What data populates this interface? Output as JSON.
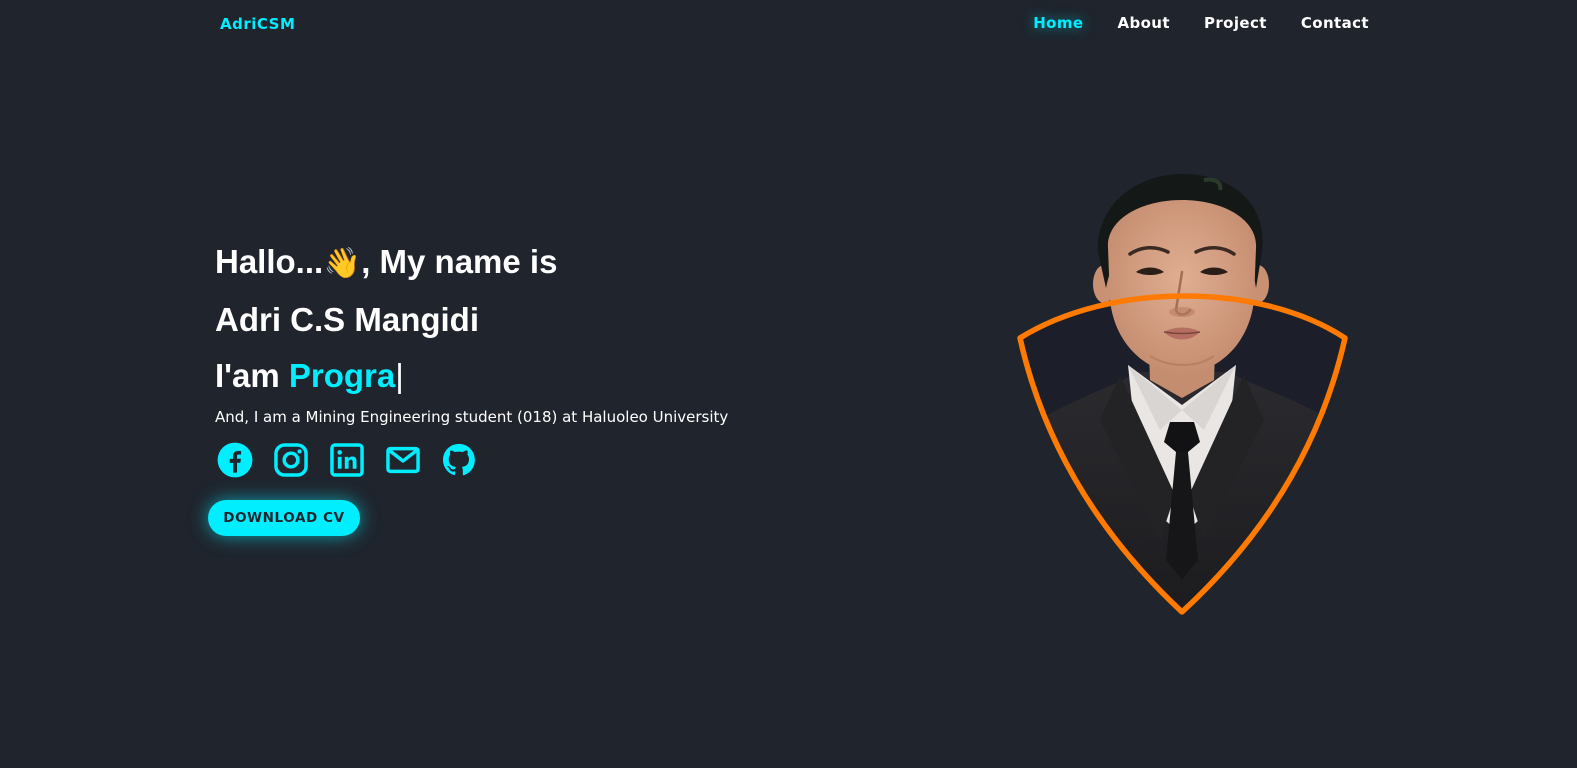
{
  "header": {
    "logo": "AdriCSM",
    "nav": [
      "Home",
      "About",
      "Project",
      "Contact"
    ],
    "active": "Home"
  },
  "hero": {
    "greeting_before": "Hallo...",
    "wave_emoji": "👋",
    "greeting_after": ", My name is",
    "name": "Adri C.S Mangidi",
    "role_prefix": "I'am ",
    "role_typed": "Progra",
    "caret": "|",
    "description": "And, I am a Mining Engineering student (018) at Haluoleo University"
  },
  "socials": [
    "facebook-icon",
    "instagram-icon",
    "linkedin-icon",
    "mail-icon",
    "github-icon"
  ],
  "cta": {
    "label": "DOWNLOAD CV"
  },
  "colors": {
    "background": "#1f242d",
    "accent": "#00eeff",
    "frame": "#ff7a00"
  }
}
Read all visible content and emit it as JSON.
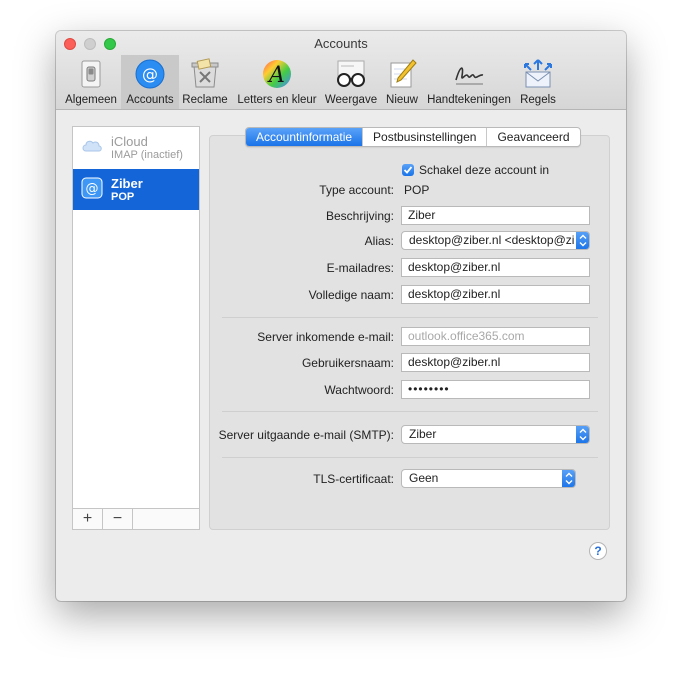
{
  "window": {
    "title": "Accounts"
  },
  "toolbar": {
    "items": [
      {
        "label": "Algemeen",
        "icon": "general-switch-icon"
      },
      {
        "label": "Accounts",
        "icon": "at-sign-icon"
      },
      {
        "label": "Reclame",
        "icon": "junk-mail-icon"
      },
      {
        "label": "Letters en kleur",
        "icon": "fonts-colors-icon"
      },
      {
        "label": "Weergave",
        "icon": "glasses-icon"
      },
      {
        "label": "Nieuw",
        "icon": "pencil-notepad-icon"
      },
      {
        "label": "Handtekeningen",
        "icon": "signature-icon"
      },
      {
        "label": "Regels",
        "icon": "rules-envelope-icon"
      }
    ],
    "selected": "Accounts"
  },
  "sidebar": {
    "accounts": [
      {
        "name": "iCloud",
        "type": "IMAP (inactief)",
        "icon": "cloud-icon",
        "state": "disabled"
      },
      {
        "name": "Ziber",
        "type": "POP",
        "icon": "at-sign-icon",
        "state": "selected"
      }
    ],
    "add_label": "+",
    "remove_label": "−"
  },
  "tabs": [
    {
      "label": "Accountinformatie",
      "active": true
    },
    {
      "label": "Postbusinstellingen",
      "active": false
    },
    {
      "label": "Geavanceerd",
      "active": false
    }
  ],
  "form": {
    "enable_checkbox_label": "Schakel deze account in",
    "enable_checked": true,
    "type_label": "Type account:",
    "type_value": "POP",
    "description_label": "Beschrijving:",
    "description_value": "Ziber",
    "alias_label": "Alias:",
    "alias_value": "desktop@ziber.nl <desktop@zi",
    "email_label": "E-mailadres:",
    "email_value": "desktop@ziber.nl",
    "fullname_label": "Volledige naam:",
    "fullname_value": "desktop@ziber.nl",
    "incoming_label": "Server inkomende e-mail:",
    "incoming_placeholder": "outlook.office365.com",
    "username_label": "Gebruikersnaam:",
    "username_value": "desktop@ziber.nl",
    "password_label": "Wachtwoord:",
    "password_value": "••••••••",
    "smtp_label": "Server uitgaande e-mail (SMTP):",
    "smtp_value": "Ziber",
    "tls_label": "TLS-certificaat:",
    "tls_value": "Geen"
  },
  "help_label": "?",
  "colors": {
    "accent": "#1a73e8",
    "selection": "#1465d8",
    "close": "#fc5f57",
    "zoom": "#34c84a"
  }
}
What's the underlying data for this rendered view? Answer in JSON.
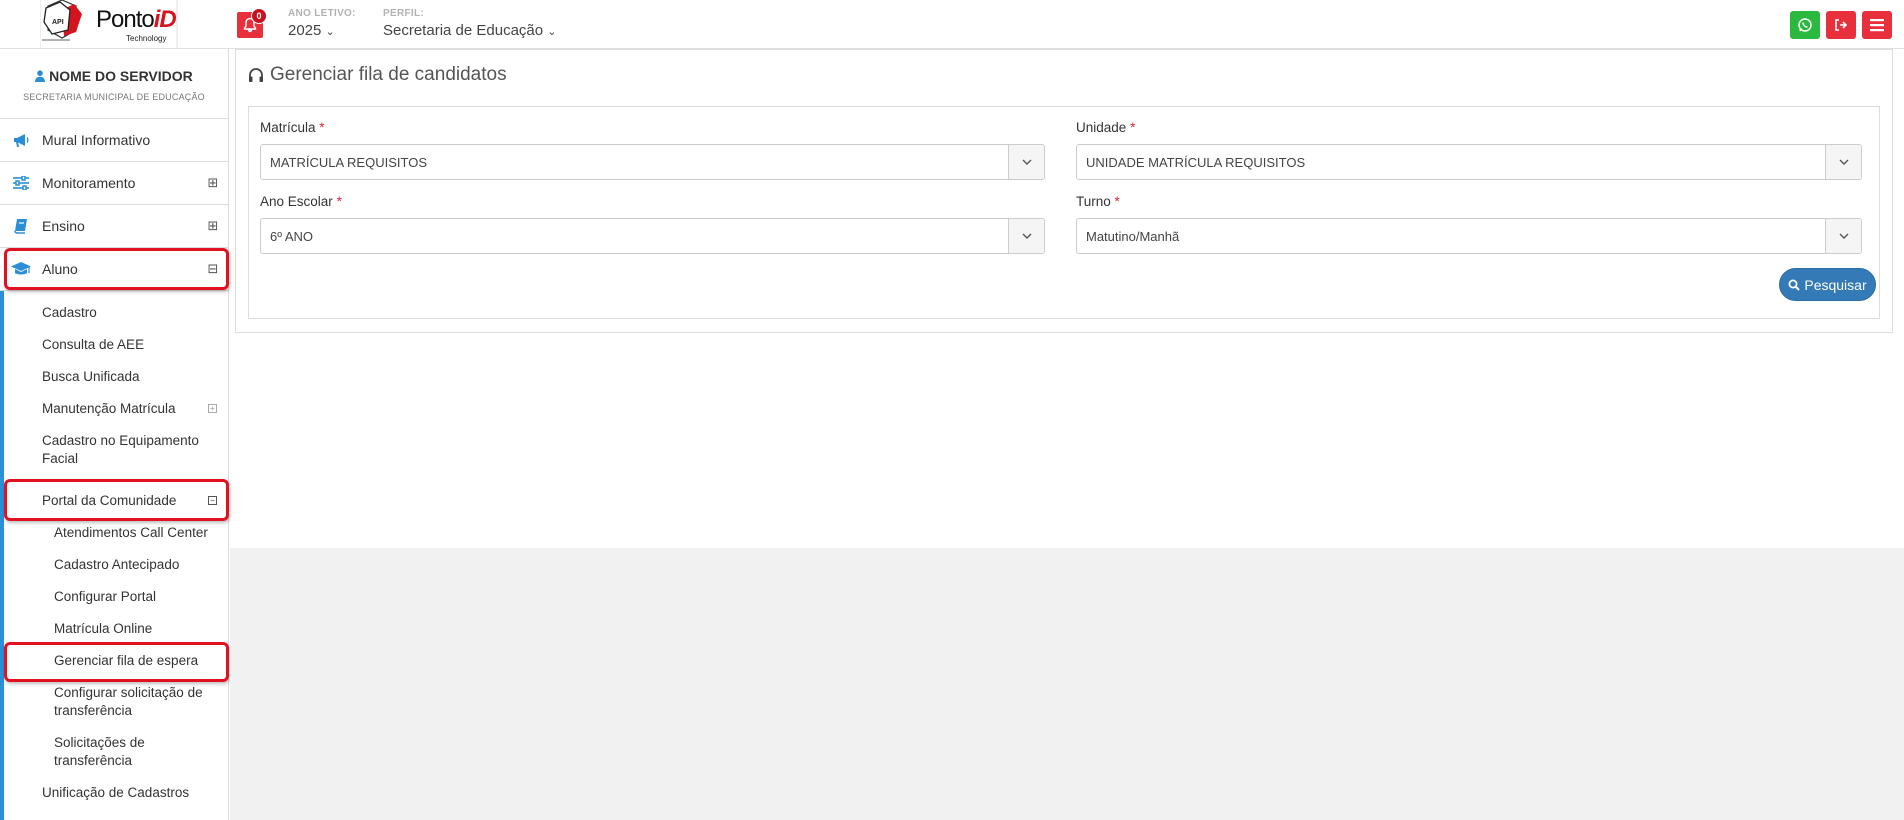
{
  "header": {
    "logo_text": "PontoiD",
    "logo_sub": "Technology",
    "notification_count": "0",
    "ano_letivo_label": "ANO LETIVO:",
    "ano_letivo_value": "2025",
    "perfil_label": "PERFIL:",
    "perfil_value": "Secretaria de Educação",
    "colors": {
      "whatsapp": "#2ab83e",
      "logout": "#e8303c",
      "menu": "#e8303c"
    }
  },
  "sidebar": {
    "user_name": "NOME DO SERVIDOR",
    "user_org": "SECRETARIA MUNICIPAL DE EDUCAÇÃO",
    "items": [
      {
        "label": "Mural Informativo",
        "icon": "megaphone-icon"
      },
      {
        "label": "Monitoramento",
        "icon": "sliders-icon",
        "toggle": "⊞"
      },
      {
        "label": "Ensino",
        "icon": "book-icon",
        "toggle": "⊞"
      },
      {
        "label": "Aluno",
        "icon": "graduation-cap-icon",
        "toggle": "⊟"
      }
    ],
    "aluno_sub": [
      {
        "label": "Cadastro"
      },
      {
        "label": "Consulta de AEE"
      },
      {
        "label": "Busca Unificada"
      },
      {
        "label": "Manutenção Matrícula"
      },
      {
        "label": "Cadastro no Equipamento Facial"
      },
      {
        "label": "Portal da Comunidade"
      },
      {
        "label": "Unificação de Cadastros"
      }
    ],
    "portal_sub": [
      {
        "label": "Atendimentos Call Center"
      },
      {
        "label": "Cadastro Antecipado"
      },
      {
        "label": "Configurar Portal"
      },
      {
        "label": "Matrícula Online"
      },
      {
        "label": "Gerenciar fila de espera"
      },
      {
        "label": "Configurar solicitação de transferência"
      },
      {
        "label": "Solicitações de transferência"
      }
    ]
  },
  "main": {
    "title": "Gerenciar fila de candidatos",
    "fields": {
      "matricula": {
        "label": "Matrícula",
        "required": "*",
        "value": "MATRÍCULA REQUISITOS"
      },
      "unidade": {
        "label": "Unidade",
        "required": "*",
        "value": "UNIDADE MATRÍCULA REQUISITOS"
      },
      "ano_escolar": {
        "label": "Ano Escolar",
        "required": "*",
        "value": "6º ANO"
      },
      "turno": {
        "label": "Turno",
        "required": "*",
        "value": "Matutino/Manhã"
      }
    },
    "search_button": "Pesquisar"
  },
  "colors": {
    "accent": "#2b8fd6",
    "highlight": "#e01222",
    "primary_button": "#337ab7"
  }
}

+++

Scan the records above for the string "accent", then select every line that holds it.

    "accent": "#00eeff",
    "accent": "#1a73e8",
    "accent": "#2b8fd6",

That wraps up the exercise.